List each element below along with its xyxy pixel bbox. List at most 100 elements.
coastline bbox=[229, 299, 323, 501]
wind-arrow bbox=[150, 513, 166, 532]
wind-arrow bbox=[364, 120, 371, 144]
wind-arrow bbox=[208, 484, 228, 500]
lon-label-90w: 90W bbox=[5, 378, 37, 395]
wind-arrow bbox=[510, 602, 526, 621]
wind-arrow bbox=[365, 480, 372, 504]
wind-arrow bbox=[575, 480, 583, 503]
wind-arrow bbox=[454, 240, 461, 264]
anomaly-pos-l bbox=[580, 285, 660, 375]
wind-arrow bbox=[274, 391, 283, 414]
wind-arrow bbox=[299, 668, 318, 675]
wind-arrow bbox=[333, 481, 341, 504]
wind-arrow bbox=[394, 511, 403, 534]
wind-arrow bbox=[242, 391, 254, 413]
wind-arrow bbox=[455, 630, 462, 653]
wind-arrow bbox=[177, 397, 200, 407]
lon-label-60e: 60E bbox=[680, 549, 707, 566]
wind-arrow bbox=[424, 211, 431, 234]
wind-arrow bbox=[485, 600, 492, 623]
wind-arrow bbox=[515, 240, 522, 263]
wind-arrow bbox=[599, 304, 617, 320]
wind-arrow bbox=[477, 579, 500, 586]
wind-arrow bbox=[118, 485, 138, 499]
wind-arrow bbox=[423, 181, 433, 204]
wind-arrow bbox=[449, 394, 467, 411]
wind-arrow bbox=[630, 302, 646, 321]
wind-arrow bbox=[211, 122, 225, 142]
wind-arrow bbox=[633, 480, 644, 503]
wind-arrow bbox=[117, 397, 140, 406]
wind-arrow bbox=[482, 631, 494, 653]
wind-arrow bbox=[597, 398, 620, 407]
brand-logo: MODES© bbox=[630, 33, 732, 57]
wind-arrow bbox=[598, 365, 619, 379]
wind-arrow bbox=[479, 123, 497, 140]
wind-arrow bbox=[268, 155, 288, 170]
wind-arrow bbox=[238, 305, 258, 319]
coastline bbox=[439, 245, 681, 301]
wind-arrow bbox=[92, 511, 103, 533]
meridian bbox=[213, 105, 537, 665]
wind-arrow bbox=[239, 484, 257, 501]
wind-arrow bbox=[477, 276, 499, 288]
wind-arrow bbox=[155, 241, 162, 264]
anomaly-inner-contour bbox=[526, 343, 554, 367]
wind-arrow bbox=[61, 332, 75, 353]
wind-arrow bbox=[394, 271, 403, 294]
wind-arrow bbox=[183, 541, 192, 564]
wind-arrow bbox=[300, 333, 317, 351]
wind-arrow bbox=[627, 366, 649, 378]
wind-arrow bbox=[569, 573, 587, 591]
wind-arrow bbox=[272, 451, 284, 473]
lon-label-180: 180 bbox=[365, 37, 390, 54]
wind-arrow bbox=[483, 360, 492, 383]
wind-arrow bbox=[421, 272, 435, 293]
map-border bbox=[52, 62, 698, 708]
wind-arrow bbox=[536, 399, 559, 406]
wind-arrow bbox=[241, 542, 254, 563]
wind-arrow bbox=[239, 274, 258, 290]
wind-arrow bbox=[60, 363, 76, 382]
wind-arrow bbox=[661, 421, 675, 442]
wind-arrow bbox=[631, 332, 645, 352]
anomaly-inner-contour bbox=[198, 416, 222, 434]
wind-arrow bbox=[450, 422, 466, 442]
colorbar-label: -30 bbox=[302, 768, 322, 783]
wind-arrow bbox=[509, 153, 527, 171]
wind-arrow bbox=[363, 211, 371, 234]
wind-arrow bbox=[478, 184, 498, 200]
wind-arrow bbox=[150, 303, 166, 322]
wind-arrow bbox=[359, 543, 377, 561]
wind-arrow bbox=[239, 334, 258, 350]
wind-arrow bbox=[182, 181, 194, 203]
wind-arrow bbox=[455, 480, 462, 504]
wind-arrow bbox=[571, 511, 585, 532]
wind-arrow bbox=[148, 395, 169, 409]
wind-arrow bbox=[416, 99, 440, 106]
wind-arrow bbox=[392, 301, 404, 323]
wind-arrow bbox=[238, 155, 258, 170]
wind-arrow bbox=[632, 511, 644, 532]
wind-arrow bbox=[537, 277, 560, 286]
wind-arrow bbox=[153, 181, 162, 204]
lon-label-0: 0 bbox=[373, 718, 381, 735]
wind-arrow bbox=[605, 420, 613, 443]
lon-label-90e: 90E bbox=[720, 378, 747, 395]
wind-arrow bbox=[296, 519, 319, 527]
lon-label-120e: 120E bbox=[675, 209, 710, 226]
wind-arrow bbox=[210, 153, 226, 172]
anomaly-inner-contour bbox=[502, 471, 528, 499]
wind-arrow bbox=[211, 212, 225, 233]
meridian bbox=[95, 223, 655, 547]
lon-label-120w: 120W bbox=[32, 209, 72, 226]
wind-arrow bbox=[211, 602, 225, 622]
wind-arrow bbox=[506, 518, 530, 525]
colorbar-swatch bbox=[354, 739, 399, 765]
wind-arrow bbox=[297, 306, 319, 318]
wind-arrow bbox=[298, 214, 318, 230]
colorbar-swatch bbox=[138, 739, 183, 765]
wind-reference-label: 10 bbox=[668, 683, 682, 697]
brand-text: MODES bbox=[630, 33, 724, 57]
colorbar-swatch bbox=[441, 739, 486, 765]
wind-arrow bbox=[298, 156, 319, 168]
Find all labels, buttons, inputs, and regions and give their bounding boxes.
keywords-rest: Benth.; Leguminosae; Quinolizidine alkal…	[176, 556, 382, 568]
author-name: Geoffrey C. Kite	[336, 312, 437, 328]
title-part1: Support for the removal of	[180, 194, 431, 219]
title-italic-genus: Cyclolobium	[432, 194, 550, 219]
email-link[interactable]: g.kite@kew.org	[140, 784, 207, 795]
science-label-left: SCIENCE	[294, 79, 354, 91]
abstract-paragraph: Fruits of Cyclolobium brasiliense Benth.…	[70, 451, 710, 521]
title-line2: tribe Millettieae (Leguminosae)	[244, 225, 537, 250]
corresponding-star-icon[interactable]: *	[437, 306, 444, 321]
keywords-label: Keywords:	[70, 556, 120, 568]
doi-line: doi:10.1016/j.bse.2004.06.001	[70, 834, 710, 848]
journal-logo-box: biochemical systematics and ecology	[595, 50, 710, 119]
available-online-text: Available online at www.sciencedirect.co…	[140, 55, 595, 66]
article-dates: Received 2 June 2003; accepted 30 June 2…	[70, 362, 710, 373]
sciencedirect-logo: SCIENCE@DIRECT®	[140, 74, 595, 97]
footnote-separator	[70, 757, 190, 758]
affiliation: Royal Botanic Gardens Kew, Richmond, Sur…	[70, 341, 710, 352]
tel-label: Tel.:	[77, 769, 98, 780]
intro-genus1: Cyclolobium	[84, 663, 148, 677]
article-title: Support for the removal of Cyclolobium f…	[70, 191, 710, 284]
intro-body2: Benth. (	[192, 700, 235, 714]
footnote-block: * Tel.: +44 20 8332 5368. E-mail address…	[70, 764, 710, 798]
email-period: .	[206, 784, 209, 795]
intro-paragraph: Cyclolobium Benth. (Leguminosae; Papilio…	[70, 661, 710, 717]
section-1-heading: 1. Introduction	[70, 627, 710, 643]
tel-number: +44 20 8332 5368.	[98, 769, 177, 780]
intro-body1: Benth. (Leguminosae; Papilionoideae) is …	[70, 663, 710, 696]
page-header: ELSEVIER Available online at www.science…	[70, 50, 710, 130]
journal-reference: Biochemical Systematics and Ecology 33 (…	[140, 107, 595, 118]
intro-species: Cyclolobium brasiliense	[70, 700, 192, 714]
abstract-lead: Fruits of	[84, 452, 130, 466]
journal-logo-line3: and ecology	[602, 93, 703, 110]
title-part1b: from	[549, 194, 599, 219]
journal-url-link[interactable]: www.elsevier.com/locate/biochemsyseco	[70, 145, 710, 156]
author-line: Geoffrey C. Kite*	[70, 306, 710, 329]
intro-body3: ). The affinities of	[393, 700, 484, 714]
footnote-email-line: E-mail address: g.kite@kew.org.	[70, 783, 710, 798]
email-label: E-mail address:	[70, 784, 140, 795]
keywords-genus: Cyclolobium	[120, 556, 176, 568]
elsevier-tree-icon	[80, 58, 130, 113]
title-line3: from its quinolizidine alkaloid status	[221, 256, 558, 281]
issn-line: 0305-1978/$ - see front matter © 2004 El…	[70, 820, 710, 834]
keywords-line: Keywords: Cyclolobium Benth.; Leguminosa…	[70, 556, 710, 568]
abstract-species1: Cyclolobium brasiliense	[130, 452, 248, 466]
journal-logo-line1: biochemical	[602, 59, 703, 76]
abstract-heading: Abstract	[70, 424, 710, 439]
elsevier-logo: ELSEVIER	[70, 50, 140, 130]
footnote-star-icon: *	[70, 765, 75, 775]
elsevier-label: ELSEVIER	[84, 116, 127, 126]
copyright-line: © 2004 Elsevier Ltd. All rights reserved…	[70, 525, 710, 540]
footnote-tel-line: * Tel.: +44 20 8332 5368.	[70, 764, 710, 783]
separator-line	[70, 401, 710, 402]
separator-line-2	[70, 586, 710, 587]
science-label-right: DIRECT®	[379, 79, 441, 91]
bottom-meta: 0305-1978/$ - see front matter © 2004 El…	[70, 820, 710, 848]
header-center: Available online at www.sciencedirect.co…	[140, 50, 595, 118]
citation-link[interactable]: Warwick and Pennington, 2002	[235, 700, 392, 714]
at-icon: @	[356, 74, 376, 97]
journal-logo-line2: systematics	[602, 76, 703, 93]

● ● ● ●

## [What is being asked]
Copy the stretch of the data from the start through the line containing "brand-logo: MODES© bbox=[630, 33, 732, 57]" without any changes.

## [Response]
List each element below along with its xyxy pixel bbox. List at most 100 elements.
coastline bbox=[229, 299, 323, 501]
wind-arrow bbox=[150, 513, 166, 532]
wind-arrow bbox=[364, 120, 371, 144]
wind-arrow bbox=[208, 484, 228, 500]
lon-label-90w: 90W bbox=[5, 378, 37, 395]
wind-arrow bbox=[510, 602, 526, 621]
wind-arrow bbox=[365, 480, 372, 504]
wind-arrow bbox=[575, 480, 583, 503]
wind-arrow bbox=[454, 240, 461, 264]
anomaly-pos-l bbox=[580, 285, 660, 375]
wind-arrow bbox=[274, 391, 283, 414]
wind-arrow bbox=[299, 668, 318, 675]
wind-arrow bbox=[333, 481, 341, 504]
wind-arrow bbox=[394, 511, 403, 534]
wind-arrow bbox=[242, 391, 254, 413]
wind-arrow bbox=[455, 630, 462, 653]
wind-arrow bbox=[177, 397, 200, 407]
lon-label-60e: 60E bbox=[680, 549, 707, 566]
wind-arrow bbox=[424, 211, 431, 234]
wind-arrow bbox=[485, 600, 492, 623]
wind-arrow bbox=[515, 240, 522, 263]
wind-arrow bbox=[599, 304, 617, 320]
wind-arrow bbox=[477, 579, 500, 586]
wind-arrow bbox=[118, 485, 138, 499]
wind-arrow bbox=[423, 181, 433, 204]
wind-arrow bbox=[449, 394, 467, 411]
wind-arrow bbox=[630, 302, 646, 321]
wind-arrow bbox=[211, 122, 225, 142]
wind-arrow bbox=[633, 480, 644, 503]
wind-arrow bbox=[117, 397, 140, 406]
wind-arrow bbox=[482, 631, 494, 653]
wind-arrow bbox=[597, 398, 620, 407]
brand-logo: MODES© bbox=[630, 33, 732, 57]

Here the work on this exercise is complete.